▶ OBJETIVO DE LA TAREA:
Devuelve sin cambios el fragmento del texto sobre Turing y la forma de los animales que comienza en las palabras "Siguiendo ese camino" y termina después de "rojo y verde).".

El 14 de agosto de 1952 apareció en la revista Philosophical Transactions of the Royal Society of London un artículo que llamó por igual la atención de biólogos y matemáticos. Su autor era una leyenda en Inglaterra. Era nada más y nada menos que Alan Turing, el matemático que había construido una máquina para descifrar el código Enigma de los nazis y ayudado a ganar la Segunda Guerra Mundial. Turing, que se suicidaría dos años más tarde acosado por los prejuicios en torno a su homosexualidad, se había interesado por descifrar un problema aún más complejo que los secretos nazis: la morfología de los animales. Turing echó mano de las matemáticas, la física y la química para explicar cómo la difusión de moléculas a través del espacio y la reacción química entre ellas podían dar cuenta de la forma que toman los animales durante su génesis.

Siguiendo ese camino trazado por Turing, al entrar a un posdoctorado en otro laboratorio de la Universidad de Harvard, Mallarino esta vez se dedicó a estudiar ratones y ardillas. Aunque claramente las rayas de las cebras o las manchas de los leopardos son más llamativas, por razones prácticas resulta casi imposible pensar en trabajar con estos animales. Así que Mallarino y sus colegas pusieron los ojos en el ratón rayado del sur de África, en las cuatro rayas negras y dos claras que le recorren la espalda, así como en un familiar norteamericano, la ardilla. (Imagen: Un embrión de ratón al que le ha sido incorporado un virus para incrementar la expresión de un gen. Al lado se muestra un folículo piloso. Las células que producen pigmento se encuentran marcadas con rojo y verde).

▶ DATOS PROPORCIONADOS:
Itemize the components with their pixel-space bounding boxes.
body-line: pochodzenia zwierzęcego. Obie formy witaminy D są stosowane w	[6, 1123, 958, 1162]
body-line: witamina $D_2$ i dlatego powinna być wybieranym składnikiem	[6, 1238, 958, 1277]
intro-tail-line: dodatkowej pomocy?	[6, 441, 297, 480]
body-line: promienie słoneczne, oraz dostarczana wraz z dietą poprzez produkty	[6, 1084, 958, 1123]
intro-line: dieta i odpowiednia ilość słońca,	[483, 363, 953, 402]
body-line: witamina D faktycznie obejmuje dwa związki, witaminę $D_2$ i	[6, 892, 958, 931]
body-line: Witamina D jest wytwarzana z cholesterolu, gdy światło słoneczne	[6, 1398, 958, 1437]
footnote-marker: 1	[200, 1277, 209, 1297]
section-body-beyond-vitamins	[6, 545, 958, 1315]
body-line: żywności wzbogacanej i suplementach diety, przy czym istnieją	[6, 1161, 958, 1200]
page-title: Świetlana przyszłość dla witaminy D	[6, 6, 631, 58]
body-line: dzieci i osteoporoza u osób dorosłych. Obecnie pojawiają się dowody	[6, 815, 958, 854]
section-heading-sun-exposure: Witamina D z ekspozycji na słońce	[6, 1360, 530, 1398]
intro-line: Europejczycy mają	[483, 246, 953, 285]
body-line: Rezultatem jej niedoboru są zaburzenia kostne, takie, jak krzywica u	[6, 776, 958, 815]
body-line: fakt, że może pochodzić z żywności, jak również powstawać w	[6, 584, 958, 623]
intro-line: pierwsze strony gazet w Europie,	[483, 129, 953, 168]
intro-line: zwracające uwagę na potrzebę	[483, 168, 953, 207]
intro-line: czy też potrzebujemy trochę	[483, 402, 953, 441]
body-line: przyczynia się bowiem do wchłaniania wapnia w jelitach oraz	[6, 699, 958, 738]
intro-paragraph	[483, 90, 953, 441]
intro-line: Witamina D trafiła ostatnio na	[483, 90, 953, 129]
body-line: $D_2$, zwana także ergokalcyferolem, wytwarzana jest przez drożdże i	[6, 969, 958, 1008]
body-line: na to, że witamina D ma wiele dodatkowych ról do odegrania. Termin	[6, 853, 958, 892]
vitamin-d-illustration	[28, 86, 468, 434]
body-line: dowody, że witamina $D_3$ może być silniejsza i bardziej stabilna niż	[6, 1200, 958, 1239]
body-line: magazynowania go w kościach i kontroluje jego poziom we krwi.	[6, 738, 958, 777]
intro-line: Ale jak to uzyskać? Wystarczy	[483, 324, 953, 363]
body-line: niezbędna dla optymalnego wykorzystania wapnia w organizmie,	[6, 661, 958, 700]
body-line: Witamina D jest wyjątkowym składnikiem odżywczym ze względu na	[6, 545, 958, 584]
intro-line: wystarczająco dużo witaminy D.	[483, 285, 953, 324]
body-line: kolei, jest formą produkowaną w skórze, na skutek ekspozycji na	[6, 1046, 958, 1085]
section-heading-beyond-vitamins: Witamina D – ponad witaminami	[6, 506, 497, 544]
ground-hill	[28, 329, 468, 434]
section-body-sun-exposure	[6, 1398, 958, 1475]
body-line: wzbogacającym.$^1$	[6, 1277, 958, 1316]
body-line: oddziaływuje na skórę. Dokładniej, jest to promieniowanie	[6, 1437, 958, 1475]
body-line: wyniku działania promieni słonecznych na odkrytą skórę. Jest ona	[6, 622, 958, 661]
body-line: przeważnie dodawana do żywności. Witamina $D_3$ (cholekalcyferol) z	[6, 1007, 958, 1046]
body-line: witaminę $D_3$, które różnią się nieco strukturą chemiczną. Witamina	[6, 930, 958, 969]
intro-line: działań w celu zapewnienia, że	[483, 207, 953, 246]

▶ RESULTADO DEL EJERCICIO:
Siguiendo ese camino trazado por Turing, al entrar a un posdoctorado en otro laboratorio de la Universidad de Harvard, Mallarino esta vez se dedicó a estudiar ratones y ardillas. Aunque claramente las rayas de las cebras o las manchas de los leopardos son más llamativas, por razones prácticas resulta casi imposible pensar en trabajar con estos animales. Así que Mallarino y sus colegas pusieron los ojos en el ratón rayado del sur de África, en las cuatro rayas negras y dos claras que le recorren la espalda, así como en un familiar norteamericano, la ardilla. (Imagen: Un embrión de ratón al que le ha sido incorporado un virus para incrementar la expresión de un gen. Al lado se muestra un folículo piloso. Las células que producen pigmento se encuentran marcadas con rojo y verde).